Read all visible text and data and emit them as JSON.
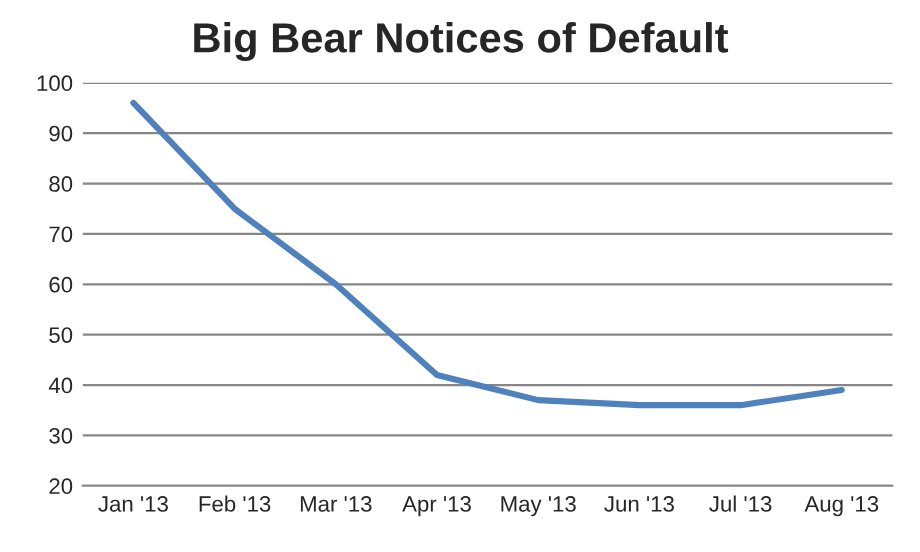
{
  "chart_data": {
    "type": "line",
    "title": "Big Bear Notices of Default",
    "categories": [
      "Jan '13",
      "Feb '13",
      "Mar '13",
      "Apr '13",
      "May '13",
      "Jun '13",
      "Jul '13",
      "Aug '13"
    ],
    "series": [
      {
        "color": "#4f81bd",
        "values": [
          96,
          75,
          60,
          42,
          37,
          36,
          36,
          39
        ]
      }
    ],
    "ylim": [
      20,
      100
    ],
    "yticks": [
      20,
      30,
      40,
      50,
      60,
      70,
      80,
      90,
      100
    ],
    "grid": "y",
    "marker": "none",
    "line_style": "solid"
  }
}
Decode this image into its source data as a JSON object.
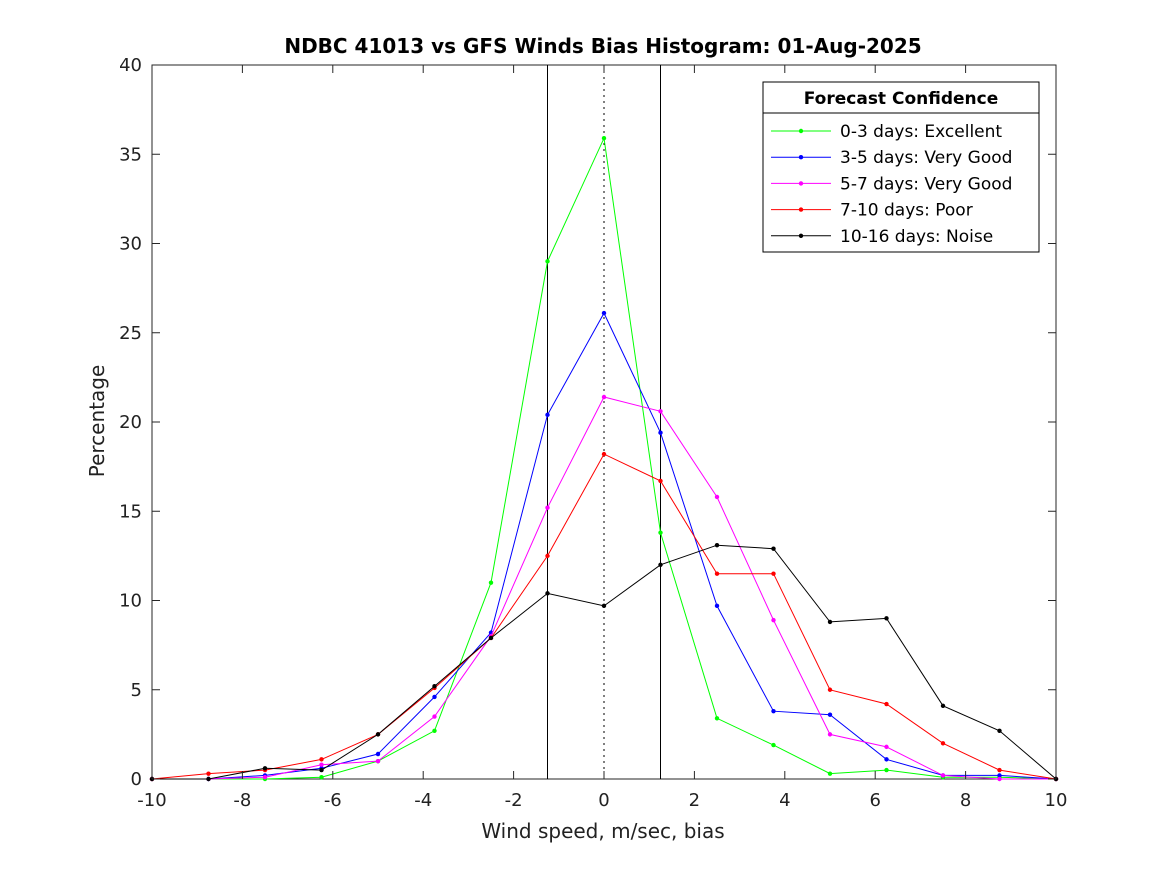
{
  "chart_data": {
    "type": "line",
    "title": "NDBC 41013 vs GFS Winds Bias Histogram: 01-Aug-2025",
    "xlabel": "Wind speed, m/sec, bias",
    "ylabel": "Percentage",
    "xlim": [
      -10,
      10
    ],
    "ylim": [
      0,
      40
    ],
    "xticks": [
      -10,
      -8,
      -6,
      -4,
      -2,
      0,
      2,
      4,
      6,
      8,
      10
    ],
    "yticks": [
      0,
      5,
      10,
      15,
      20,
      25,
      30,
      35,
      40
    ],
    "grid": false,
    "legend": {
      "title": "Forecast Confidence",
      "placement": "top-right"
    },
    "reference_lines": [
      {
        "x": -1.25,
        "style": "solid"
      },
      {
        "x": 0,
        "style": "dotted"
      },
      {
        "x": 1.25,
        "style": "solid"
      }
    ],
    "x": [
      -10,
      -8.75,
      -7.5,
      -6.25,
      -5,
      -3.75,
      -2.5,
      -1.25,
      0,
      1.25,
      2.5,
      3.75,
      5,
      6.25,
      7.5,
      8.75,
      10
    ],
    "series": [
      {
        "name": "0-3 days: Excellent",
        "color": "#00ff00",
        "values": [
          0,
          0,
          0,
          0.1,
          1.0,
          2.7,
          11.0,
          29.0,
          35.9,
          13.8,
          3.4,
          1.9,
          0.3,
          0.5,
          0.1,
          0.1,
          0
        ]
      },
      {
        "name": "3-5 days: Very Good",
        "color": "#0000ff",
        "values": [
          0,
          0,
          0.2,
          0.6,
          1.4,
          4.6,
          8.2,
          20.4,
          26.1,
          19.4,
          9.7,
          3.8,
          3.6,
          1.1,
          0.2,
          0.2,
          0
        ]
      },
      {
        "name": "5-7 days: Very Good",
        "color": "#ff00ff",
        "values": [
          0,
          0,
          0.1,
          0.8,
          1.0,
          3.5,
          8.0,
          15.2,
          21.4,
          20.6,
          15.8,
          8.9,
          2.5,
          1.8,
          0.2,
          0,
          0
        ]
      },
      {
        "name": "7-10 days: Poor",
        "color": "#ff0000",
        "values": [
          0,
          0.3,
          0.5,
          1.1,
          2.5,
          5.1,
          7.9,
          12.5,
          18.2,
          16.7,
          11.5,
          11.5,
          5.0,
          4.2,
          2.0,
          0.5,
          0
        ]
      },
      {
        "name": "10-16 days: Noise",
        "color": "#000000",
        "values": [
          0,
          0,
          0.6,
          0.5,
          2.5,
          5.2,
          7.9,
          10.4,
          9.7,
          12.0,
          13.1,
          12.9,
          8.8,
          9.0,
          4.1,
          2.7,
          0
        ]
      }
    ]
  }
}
******
Exercise brief — Transcribe the listing in full. Omit the pictures and keep every line exact.

Answer for the task —
Read all visible text and data and emit them as JSON.
{
  "chart_data": {
    "type": "line",
    "title": "Big Bear Notices of Default",
    "categories": [
      "Jan '13",
      "Feb '13",
      "Mar '13",
      "Apr '13",
      "May '13",
      "Jun '13",
      "Jul '13",
      "Aug '13"
    ],
    "series": [
      {
        "color": "#4f81bd",
        "values": [
          96,
          75,
          60,
          42,
          37,
          36,
          36,
          39
        ]
      }
    ],
    "ylim": [
      20,
      100
    ],
    "yticks": [
      20,
      30,
      40,
      50,
      60,
      70,
      80,
      90,
      100
    ],
    "grid": "y",
    "marker": "none",
    "line_style": "solid"
  }
}
Decode this image into its source data as a JSON object.
{
  "chart_data": {
    "type": "line",
    "title": "NDBC 41013 vs GFS Winds Bias Histogram: 01-Aug-2025",
    "xlabel": "Wind speed, m/sec, bias",
    "ylabel": "Percentage",
    "xlim": [
      -10,
      10
    ],
    "ylim": [
      0,
      40
    ],
    "xticks": [
      -10,
      -8,
      -6,
      -4,
      -2,
      0,
      2,
      4,
      6,
      8,
      10
    ],
    "yticks": [
      0,
      5,
      10,
      15,
      20,
      25,
      30,
      35,
      40
    ],
    "grid": false,
    "legend": {
      "title": "Forecast Confidence",
      "placement": "top-right"
    },
    "reference_lines": [
      {
        "x": -1.25,
        "style": "solid"
      },
      {
        "x": 0,
        "style": "dotted"
      },
      {
        "x": 1.25,
        "style": "solid"
      }
    ],
    "x": [
      -10,
      -8.75,
      -7.5,
      -6.25,
      -5,
      -3.75,
      -2.5,
      -1.25,
      0,
      1.25,
      2.5,
      3.75,
      5,
      6.25,
      7.5,
      8.75,
      10
    ],
    "series": [
      {
        "name": "0-3 days: Excellent",
        "color": "#00ff00",
        "values": [
          0,
          0,
          0,
          0.1,
          1.0,
          2.7,
          11.0,
          29.0,
          35.9,
          13.8,
          3.4,
          1.9,
          0.3,
          0.5,
          0.1,
          0.1,
          0
        ]
      },
      {
        "name": "3-5 days: Very Good",
        "color": "#0000ff",
        "values": [
          0,
          0,
          0.2,
          0.6,
          1.4,
          4.6,
          8.2,
          20.4,
          26.1,
          19.4,
          9.7,
          3.8,
          3.6,
          1.1,
          0.2,
          0.2,
          0
        ]
      },
      {
        "name": "5-7 days: Very Good",
        "color": "#ff00ff",
        "values": [
          0,
          0,
          0.1,
          0.8,
          1.0,
          3.5,
          8.0,
          15.2,
          21.4,
          20.6,
          15.8,
          8.9,
          2.5,
          1.8,
          0.2,
          0,
          0
        ]
      },
      {
        "name": "7-10 days: Poor",
        "color": "#ff0000",
        "values": [
          0,
          0.3,
          0.5,
          1.1,
          2.5,
          5.1,
          7.9,
          12.5,
          18.2,
          16.7,
          11.5,
          11.5,
          5.0,
          4.2,
          2.0,
          0.5,
          0
        ]
      },
      {
        "name": "10-16 days: Noise",
        "color": "#000000",
        "values": [
          0,
          0,
          0.6,
          0.5,
          2.5,
          5.2,
          7.9,
          10.4,
          9.7,
          12.0,
          13.1,
          12.9,
          8.8,
          9.0,
          4.1,
          2.7,
          0
        ]
      }
    ]
  }
}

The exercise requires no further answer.